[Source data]
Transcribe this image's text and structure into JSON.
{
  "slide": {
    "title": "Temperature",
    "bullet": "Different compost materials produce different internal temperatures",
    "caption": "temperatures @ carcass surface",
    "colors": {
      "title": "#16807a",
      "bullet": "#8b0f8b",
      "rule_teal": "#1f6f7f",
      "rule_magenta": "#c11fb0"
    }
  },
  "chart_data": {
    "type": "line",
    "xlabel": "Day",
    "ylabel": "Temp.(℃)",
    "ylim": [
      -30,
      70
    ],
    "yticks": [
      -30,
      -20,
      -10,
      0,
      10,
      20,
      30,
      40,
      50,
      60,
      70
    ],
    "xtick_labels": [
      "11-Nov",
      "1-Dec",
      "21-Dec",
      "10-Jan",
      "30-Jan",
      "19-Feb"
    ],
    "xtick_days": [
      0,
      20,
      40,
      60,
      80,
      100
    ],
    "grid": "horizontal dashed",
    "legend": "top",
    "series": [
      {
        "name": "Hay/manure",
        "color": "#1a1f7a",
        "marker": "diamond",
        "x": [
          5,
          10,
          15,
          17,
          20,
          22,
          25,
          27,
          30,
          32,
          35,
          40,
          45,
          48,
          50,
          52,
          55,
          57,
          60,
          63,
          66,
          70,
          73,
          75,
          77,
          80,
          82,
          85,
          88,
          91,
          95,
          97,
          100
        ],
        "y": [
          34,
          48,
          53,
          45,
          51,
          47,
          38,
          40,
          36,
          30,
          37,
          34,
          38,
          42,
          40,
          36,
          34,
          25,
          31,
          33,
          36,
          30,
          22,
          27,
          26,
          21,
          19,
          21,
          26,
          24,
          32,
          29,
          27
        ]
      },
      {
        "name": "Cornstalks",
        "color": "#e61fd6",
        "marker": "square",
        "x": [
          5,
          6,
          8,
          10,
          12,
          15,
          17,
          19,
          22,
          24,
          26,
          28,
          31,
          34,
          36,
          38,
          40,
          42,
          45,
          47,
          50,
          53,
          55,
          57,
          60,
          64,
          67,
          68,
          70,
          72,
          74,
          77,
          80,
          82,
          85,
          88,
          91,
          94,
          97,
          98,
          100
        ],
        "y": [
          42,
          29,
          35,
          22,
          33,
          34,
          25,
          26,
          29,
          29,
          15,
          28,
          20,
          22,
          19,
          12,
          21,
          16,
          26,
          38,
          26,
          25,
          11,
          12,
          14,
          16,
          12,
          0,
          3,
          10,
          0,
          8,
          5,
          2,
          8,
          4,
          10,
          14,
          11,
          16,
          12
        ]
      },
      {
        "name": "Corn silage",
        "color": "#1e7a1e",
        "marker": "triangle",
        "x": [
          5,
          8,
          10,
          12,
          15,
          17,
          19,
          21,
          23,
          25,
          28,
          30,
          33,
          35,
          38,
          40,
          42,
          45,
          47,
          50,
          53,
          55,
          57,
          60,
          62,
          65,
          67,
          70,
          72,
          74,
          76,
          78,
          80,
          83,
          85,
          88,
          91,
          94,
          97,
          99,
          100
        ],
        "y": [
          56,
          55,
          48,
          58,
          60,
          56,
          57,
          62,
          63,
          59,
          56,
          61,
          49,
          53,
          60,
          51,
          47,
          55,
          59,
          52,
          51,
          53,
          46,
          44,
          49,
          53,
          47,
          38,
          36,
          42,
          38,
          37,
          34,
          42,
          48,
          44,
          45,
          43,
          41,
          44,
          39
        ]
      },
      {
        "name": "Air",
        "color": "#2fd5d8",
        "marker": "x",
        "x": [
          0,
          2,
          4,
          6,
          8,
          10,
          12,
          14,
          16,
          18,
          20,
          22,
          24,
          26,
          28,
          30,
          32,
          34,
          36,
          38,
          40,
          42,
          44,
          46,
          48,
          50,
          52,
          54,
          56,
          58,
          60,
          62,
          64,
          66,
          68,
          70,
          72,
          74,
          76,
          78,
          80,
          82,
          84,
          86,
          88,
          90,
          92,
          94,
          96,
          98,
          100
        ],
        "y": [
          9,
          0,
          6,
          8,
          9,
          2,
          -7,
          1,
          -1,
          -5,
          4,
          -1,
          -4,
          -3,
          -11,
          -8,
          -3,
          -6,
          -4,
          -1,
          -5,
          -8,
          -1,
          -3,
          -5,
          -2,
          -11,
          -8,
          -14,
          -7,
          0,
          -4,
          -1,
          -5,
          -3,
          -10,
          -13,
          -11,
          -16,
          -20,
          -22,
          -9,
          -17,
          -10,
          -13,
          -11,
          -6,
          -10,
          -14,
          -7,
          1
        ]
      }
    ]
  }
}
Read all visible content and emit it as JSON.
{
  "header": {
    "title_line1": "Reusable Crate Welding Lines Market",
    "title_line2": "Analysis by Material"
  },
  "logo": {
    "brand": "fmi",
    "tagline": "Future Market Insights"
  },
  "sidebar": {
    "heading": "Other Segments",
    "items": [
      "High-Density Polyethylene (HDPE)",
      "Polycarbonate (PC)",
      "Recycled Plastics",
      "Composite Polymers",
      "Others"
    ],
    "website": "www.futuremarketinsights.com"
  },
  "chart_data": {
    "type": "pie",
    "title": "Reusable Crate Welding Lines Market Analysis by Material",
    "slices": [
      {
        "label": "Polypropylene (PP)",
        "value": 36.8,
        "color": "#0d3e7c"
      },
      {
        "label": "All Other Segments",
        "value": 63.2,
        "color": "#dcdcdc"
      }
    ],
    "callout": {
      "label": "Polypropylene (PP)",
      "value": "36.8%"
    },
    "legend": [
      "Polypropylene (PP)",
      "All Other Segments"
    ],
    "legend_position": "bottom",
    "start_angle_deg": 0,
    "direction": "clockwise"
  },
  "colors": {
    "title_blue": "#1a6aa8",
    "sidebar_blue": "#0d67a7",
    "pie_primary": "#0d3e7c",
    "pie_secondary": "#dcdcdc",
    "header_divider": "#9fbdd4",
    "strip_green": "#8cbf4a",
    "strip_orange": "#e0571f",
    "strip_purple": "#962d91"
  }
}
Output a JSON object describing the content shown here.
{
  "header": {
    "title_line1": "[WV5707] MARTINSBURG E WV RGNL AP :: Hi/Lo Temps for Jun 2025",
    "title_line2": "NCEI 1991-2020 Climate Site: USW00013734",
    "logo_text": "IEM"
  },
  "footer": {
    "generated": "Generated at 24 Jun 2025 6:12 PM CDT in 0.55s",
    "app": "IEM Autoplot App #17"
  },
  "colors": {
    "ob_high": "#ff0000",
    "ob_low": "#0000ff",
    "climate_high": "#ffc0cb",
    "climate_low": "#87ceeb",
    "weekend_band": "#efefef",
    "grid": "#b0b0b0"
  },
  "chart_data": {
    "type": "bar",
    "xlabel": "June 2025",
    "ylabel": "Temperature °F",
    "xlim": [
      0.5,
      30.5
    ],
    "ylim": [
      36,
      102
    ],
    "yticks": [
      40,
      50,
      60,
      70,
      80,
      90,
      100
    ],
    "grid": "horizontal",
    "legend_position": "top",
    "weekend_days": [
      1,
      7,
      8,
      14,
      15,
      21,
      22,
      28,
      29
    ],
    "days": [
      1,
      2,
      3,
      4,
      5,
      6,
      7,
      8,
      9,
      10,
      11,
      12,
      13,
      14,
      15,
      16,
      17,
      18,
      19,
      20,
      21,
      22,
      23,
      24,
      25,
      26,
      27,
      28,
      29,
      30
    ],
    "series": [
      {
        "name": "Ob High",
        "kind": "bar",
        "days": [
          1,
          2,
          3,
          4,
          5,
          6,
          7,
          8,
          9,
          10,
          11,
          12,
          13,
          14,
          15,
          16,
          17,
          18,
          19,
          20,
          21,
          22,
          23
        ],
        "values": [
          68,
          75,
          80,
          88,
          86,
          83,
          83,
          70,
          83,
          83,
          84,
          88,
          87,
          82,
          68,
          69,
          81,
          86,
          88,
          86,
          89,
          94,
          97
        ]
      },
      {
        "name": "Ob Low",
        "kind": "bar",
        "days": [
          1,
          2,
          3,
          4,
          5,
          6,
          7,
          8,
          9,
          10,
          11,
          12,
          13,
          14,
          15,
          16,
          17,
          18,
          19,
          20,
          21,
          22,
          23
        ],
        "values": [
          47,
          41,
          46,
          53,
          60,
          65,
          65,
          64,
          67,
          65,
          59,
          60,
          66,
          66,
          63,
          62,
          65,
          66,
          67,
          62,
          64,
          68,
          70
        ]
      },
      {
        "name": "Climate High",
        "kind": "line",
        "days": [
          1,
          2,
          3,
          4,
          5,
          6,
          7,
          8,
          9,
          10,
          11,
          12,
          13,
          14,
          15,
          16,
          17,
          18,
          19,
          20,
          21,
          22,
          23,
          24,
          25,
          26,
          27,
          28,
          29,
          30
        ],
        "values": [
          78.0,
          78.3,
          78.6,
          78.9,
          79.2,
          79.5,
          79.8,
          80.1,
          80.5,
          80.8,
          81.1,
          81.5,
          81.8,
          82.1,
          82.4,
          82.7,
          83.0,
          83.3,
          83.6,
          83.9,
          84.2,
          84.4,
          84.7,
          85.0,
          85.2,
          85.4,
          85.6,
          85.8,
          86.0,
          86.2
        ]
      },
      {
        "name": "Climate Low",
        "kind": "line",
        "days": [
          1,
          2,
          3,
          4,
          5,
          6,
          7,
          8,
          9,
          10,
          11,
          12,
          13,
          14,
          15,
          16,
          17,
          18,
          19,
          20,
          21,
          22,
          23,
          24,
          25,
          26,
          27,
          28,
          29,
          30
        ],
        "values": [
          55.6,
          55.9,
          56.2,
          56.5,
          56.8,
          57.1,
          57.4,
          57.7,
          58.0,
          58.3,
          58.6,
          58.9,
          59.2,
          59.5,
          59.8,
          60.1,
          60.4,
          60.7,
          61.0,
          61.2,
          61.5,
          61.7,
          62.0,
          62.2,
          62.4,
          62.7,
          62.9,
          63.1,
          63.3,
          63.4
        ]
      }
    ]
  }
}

[Stated exercise]: Copy every line from the entries that contains the word "marker".

[The completed task]:
        "marker": "diamond",
        "marker": "square",
        "marker": "triangle",
        "marker": "x",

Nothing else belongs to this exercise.